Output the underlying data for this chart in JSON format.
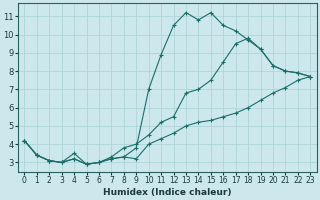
{
  "xlabel": "Humidex (Indice chaleur)",
  "xlim": [
    -0.5,
    23.5
  ],
  "ylim": [
    2.5,
    11.7
  ],
  "xticks": [
    0,
    1,
    2,
    3,
    4,
    5,
    6,
    7,
    8,
    9,
    10,
    11,
    12,
    13,
    14,
    15,
    16,
    17,
    18,
    19,
    20,
    21,
    22,
    23
  ],
  "yticks": [
    3,
    4,
    5,
    6,
    7,
    8,
    9,
    10,
    11
  ],
  "background_color": "#cce8ec",
  "grid_color": "#b0d4d8",
  "line_color": "#1a6e6a",
  "line1_x": [
    0,
    1,
    2,
    3,
    4,
    5,
    6,
    7,
    8,
    9,
    10,
    11,
    12,
    13,
    14,
    15,
    16,
    17,
    18,
    19,
    20,
    21,
    22,
    23
  ],
  "line1_y": [
    4.2,
    3.4,
    3.1,
    3.0,
    3.2,
    2.9,
    3.0,
    3.2,
    3.3,
    3.2,
    4.0,
    4.3,
    4.6,
    5.0,
    5.2,
    5.3,
    5.5,
    5.7,
    6.0,
    6.4,
    6.8,
    7.1,
    7.5,
    7.7
  ],
  "line2_x": [
    0,
    1,
    2,
    3,
    4,
    5,
    6,
    7,
    8,
    9,
    10,
    11,
    12,
    13,
    14,
    15,
    16,
    17,
    18,
    19,
    20,
    21,
    22,
    23
  ],
  "line2_y": [
    4.2,
    3.4,
    3.1,
    3.0,
    3.2,
    2.9,
    3.0,
    3.2,
    3.3,
    3.8,
    7.0,
    8.9,
    10.5,
    11.2,
    10.8,
    11.2,
    10.5,
    10.2,
    9.7,
    9.2,
    8.3,
    8.0,
    7.9,
    7.7
  ],
  "line3_x": [
    0,
    1,
    2,
    3,
    4,
    5,
    6,
    7,
    8,
    9,
    10,
    11,
    12,
    13,
    14,
    15,
    16,
    17,
    18,
    19,
    20,
    21,
    22,
    23
  ],
  "line3_y": [
    4.2,
    3.4,
    3.1,
    3.0,
    3.5,
    2.9,
    3.0,
    3.3,
    3.8,
    4.0,
    4.5,
    5.2,
    5.5,
    6.8,
    7.0,
    7.5,
    8.5,
    9.5,
    9.8,
    9.2,
    8.3,
    8.0,
    7.9,
    7.7
  ]
}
++++++++
Problem requirements =
What is needed is an exact reproduction of the data, pictures excluded.

Answer to the problem =
Output the underlying data for this chart in JSON format.
{
  "xlabel": "Humidex (Indice chaleur)",
  "xlim": [
    -0.5,
    23.5
  ],
  "ylim": [
    2.5,
    11.7
  ],
  "xticks": [
    0,
    1,
    2,
    3,
    4,
    5,
    6,
    7,
    8,
    9,
    10,
    11,
    12,
    13,
    14,
    15,
    16,
    17,
    18,
    19,
    20,
    21,
    22,
    23
  ],
  "yticks": [
    3,
    4,
    5,
    6,
    7,
    8,
    9,
    10,
    11
  ],
  "background_color": "#cce8ec",
  "grid_color": "#b0d4d8",
  "line_color": "#1a6e6a",
  "line1_x": [
    0,
    1,
    2,
    3,
    4,
    5,
    6,
    7,
    8,
    9,
    10,
    11,
    12,
    13,
    14,
    15,
    16,
    17,
    18,
    19,
    20,
    21,
    22,
    23
  ],
  "line1_y": [
    4.2,
    3.4,
    3.1,
    3.0,
    3.2,
    2.9,
    3.0,
    3.2,
    3.3,
    3.2,
    4.0,
    4.3,
    4.6,
    5.0,
    5.2,
    5.3,
    5.5,
    5.7,
    6.0,
    6.4,
    6.8,
    7.1,
    7.5,
    7.7
  ],
  "line2_x": [
    0,
    1,
    2,
    3,
    4,
    5,
    6,
    7,
    8,
    9,
    10,
    11,
    12,
    13,
    14,
    15,
    16,
    17,
    18,
    19,
    20,
    21,
    22,
    23
  ],
  "line2_y": [
    4.2,
    3.4,
    3.1,
    3.0,
    3.2,
    2.9,
    3.0,
    3.2,
    3.3,
    3.8,
    7.0,
    8.9,
    10.5,
    11.2,
    10.8,
    11.2,
    10.5,
    10.2,
    9.7,
    9.2,
    8.3,
    8.0,
    7.9,
    7.7
  ],
  "line3_x": [
    0,
    1,
    2,
    3,
    4,
    5,
    6,
    7,
    8,
    9,
    10,
    11,
    12,
    13,
    14,
    15,
    16,
    17,
    18,
    19,
    20,
    21,
    22,
    23
  ],
  "line3_y": [
    4.2,
    3.4,
    3.1,
    3.0,
    3.5,
    2.9,
    3.0,
    3.3,
    3.8,
    4.0,
    4.5,
    5.2,
    5.5,
    6.8,
    7.0,
    7.5,
    8.5,
    9.5,
    9.8,
    9.2,
    8.3,
    8.0,
    7.9,
    7.7
  ]
}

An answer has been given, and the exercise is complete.